* What you are asked to do *
Select every line containing the word "我的小姐" from the material, and copy those lines.

----------

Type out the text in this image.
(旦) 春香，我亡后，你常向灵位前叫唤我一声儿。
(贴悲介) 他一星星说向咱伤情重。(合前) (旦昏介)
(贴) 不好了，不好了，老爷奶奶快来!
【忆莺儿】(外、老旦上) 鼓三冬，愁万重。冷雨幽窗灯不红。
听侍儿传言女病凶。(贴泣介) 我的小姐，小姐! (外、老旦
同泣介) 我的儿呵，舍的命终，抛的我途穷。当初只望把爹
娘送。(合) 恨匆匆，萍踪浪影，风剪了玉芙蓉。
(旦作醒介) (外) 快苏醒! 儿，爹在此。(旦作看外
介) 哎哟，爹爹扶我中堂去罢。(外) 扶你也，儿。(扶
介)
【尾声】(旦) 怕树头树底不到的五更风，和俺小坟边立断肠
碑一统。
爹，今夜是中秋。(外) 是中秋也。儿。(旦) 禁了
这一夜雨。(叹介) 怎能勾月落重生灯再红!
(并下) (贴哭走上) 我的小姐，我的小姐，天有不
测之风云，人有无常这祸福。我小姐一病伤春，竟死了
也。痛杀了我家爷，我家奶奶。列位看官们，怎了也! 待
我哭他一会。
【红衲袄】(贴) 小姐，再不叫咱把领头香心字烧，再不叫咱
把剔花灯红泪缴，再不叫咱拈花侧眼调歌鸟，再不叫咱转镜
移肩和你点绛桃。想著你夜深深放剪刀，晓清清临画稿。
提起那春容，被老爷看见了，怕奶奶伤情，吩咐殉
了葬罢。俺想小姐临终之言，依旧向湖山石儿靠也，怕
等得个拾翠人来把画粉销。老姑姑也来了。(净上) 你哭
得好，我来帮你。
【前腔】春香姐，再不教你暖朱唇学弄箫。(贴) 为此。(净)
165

----------

* Complete answer *
听侍儿传言女病凶。(贴泣介) 我的小姐，小姐! (外、老旦
(并下) (贴哭走上) 我的小姐，我的小姐，天有不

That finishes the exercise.